* _Excerpted records_:
-- Begin --
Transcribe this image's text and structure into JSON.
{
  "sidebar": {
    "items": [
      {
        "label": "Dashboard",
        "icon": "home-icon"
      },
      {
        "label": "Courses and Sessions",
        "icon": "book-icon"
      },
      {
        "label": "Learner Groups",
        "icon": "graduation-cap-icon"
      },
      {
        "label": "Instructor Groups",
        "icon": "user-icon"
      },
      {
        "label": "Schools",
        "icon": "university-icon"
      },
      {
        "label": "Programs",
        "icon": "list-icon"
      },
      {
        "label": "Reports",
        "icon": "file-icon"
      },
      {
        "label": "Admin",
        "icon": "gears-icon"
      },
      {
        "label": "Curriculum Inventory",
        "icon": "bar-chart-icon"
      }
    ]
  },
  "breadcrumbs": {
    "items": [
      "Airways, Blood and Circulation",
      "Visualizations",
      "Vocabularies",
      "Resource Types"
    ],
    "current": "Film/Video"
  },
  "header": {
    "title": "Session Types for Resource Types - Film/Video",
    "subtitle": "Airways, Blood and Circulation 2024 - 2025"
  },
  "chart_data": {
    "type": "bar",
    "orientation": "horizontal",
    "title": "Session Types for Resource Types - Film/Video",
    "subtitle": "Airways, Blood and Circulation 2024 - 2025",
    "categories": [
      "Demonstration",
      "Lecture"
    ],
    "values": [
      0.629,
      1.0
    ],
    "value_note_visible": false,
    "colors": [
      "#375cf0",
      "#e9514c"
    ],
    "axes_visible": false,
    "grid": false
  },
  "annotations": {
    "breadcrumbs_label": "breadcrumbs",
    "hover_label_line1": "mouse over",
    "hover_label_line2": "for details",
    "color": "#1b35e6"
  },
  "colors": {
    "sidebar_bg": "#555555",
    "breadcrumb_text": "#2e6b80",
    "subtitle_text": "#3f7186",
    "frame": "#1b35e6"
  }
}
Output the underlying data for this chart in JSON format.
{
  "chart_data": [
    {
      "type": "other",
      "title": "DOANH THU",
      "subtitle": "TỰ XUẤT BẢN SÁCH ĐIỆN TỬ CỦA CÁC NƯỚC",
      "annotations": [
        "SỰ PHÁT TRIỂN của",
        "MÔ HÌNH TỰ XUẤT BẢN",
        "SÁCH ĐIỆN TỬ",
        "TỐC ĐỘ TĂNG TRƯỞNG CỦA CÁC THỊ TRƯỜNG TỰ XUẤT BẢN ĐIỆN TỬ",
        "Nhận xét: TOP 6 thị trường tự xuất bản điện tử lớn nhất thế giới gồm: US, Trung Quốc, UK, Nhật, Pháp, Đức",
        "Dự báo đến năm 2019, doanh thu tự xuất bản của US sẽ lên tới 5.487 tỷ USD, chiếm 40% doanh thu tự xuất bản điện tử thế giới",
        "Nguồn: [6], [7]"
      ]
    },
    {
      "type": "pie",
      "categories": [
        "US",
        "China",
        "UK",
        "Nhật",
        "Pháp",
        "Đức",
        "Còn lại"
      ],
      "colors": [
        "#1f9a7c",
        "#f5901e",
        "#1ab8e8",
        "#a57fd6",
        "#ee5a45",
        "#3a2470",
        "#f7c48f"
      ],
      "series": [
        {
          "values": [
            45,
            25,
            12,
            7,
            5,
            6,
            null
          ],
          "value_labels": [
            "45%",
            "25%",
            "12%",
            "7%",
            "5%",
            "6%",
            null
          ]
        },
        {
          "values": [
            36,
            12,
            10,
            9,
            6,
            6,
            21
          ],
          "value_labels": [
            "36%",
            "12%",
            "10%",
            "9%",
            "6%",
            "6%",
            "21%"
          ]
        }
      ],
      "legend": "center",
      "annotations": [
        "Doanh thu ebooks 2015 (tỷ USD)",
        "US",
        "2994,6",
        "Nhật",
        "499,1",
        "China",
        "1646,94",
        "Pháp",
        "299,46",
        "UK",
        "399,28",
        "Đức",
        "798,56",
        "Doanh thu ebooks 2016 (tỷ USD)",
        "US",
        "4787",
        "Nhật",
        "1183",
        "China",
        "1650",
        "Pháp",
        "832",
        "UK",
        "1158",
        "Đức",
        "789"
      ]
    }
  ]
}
-- End --
* _What is expected_: Scan the records for the string "Airways". Copy each line in which it appears.

* _Output for this task_:
      "Airways, Blood and Circulation",
    "subtitle": "Airways, Blood and Circulation 2024 - 2025"
    "subtitle": "Airways, Blood and Circulation 2024 - 2025",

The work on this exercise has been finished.